Goodwill Industries of Arkansas is a not-for-profit enterprise agency that brings work to low-income individuals who otherwise face significant barriers to employment, including generational poverty and dependence on public aid, physical or mental disabilities, homelessness, periods of incarceration, substance abuse, or long-term unemployment. Goodwill Industries serves Arkansans with a host of rehabilitation services, career services centers, retail stores, and attended donation stations throughout the state.

Goodwill Industries was founded in 1902 in the South End of Boston, Massachusetts, by Edgar J. Helms, a Methodist minister, who believed that all people should have the opportunity to work without regard to race, disability, or criminal history. Helms’s philosophy, summarized in the phrase “Not charity, but a chance,” expanded into a worldwide network of Goodwill agencies that provide transitional work opportunities and on-the-job training. Helms collected used household goods and clothing and then trained and hired those who were impoverished and disabled to mend and repair the used goods for resale. The proceeds from the sale of those items paid worker wages and created an innovative concept that would change the lives of millions of people over the course of a century and beyond.

**Entries shown:**
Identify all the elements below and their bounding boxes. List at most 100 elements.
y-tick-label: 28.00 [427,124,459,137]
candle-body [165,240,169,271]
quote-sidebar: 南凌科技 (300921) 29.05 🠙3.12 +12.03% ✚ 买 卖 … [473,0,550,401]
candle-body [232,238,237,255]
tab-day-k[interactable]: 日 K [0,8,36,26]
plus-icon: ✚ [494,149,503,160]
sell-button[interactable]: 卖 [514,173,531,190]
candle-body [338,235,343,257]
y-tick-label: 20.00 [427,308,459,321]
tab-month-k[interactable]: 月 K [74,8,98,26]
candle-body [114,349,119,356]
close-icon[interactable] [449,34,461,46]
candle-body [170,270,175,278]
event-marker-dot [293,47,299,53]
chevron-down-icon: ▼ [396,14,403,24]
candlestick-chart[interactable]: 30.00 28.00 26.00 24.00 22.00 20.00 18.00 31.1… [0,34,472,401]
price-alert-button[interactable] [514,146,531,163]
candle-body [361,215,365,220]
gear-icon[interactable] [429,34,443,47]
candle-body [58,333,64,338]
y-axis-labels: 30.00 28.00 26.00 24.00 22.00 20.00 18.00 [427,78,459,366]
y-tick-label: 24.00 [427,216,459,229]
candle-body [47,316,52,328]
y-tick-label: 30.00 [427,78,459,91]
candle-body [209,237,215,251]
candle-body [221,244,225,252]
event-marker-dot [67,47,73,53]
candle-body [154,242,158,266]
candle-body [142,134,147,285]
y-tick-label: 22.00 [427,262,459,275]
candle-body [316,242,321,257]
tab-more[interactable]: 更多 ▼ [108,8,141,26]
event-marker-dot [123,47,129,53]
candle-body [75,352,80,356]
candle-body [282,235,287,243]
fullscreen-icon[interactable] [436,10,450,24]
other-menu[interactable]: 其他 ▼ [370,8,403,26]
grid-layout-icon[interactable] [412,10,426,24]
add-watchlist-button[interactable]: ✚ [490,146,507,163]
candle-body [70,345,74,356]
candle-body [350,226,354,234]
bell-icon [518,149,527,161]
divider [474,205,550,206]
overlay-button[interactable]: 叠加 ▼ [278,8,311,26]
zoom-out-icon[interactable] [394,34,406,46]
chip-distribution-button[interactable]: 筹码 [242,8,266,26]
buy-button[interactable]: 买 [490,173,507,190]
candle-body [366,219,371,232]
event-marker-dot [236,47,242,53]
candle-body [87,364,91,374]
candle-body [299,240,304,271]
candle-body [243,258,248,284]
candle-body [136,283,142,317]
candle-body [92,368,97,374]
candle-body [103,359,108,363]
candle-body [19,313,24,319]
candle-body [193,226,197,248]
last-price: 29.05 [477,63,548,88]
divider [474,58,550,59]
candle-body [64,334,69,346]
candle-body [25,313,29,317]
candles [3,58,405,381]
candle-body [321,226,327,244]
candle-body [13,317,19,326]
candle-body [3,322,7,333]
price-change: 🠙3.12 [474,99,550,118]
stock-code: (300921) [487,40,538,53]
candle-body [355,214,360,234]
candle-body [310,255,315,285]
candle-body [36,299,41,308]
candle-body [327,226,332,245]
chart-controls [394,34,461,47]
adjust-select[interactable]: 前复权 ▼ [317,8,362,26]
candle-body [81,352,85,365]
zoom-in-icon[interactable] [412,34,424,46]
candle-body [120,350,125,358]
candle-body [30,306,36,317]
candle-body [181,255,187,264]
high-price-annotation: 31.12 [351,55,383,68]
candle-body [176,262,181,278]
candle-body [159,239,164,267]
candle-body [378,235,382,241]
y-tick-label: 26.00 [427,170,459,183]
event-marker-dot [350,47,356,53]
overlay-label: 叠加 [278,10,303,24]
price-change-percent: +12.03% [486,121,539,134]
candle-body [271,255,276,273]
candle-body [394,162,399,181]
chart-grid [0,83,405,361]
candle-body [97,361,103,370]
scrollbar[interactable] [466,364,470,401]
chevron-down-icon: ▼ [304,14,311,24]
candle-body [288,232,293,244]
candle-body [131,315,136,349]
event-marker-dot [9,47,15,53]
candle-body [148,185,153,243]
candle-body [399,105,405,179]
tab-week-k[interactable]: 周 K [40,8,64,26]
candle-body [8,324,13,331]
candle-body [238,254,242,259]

**Required work:**
[A] Edit the listing from its first line through the line containing "fullscreen-icon[interactable] [436,10,450,24]", replacing "y-tick-label" with "price-axis-label" and leaving everything else unchanged. Return only those lines.
[B] Continue the account of Goodwill Industries from its final sentence.

**Task-by-task answers:**
[A]
Identify all the elements below and their bounding boxes. List at most 100 elements.
price-axis-label: 28.00 [427,124,459,137]
candle-body [165,240,169,271]
quote-sidebar: 南凌科技 (300921) 29.05 🠙3.12 +12.03% ✚ 买 卖 … [473,0,550,401]
candle-body [232,238,237,255]
tab-day-k[interactable]: 日 K [0,8,36,26]
plus-icon: ✚ [494,149,503,160]
sell-button[interactable]: 卖 [514,173,531,190]
candle-body [338,235,343,257]
price-axis-label: 20.00 [427,308,459,321]
tab-month-k[interactable]: 月 K [74,8,98,26]
candle-body [114,349,119,356]
close-icon[interactable] [449,34,461,46]
candle-body [170,270,175,278]
event-marker-dot [293,47,299,53]
chevron-down-icon: ▼ [396,14,403,24]
candlestick-chart[interactable]: 30.00 28.00 26.00 24.00 22.00 20.00 18.00 31.1… [0,34,472,401]
price-alert-button[interactable] [514,146,531,163]
candle-body [361,215,365,220]
gear-icon[interactable] [429,34,443,47]
candle-body [58,333,64,338]
y-axis-labels: 30.00 28.00 26.00 24.00 22.00 20.00 18.00 [427,78,459,366]
price-axis-label: 24.00 [427,216,459,229]
candle-body [47,316,52,328]
price-axis-label: 30.00 [427,78,459,91]
candle-body [209,237,215,251]
candle-body [221,244,225,252]
event-marker-dot [67,47,73,53]
candle-body [154,242,158,266]
candle-body [142,134,147,285]
price-axis-label: 22.00 [427,262,459,275]
candle-body [316,242,321,257]
tab-more[interactable]: 更多 ▼ [108,8,141,26]
event-marker-dot [123,47,129,53]
candle-body [75,352,80,356]
candle-body [282,235,287,243]
fullscreen-icon[interactable] [436,10,450,24]

[B]
Goodwill Industries of Arkansas was established in 1927 in Little Rock (Pulaski County). When Goodwill was first introduced into the state, operations were overseen by a board of directors, with Madge Cahn serving as the first board president. The first store was established in early 1928, and Carrie Weatherton served as the first executive director. As of 2011, there are twenty-one Goodwill stores in nineteen cities in the state, but Arkansans across the entire state are served by Goodwill programs.

While Goodwill is no longer in the business of repairing donated items, it employs hundreds of people in the cycle of processing and reselling donated goods, which is still the single-largest revenue source for the agency, providing more than ninety-six percent of the funding for training programs and employment services offered by the agency in Arkansas. These programs include job training for people with disabilities and people with mental illness; basic skills courses such as GED test preparation, Adult Basic Education, Workforce Alliance for Growth in the Economy, keyboarding, and computer classes; and career services for job seekers, including resume preparation, mock interviewing, work readiness training, job placement assistance, and job retention follow up.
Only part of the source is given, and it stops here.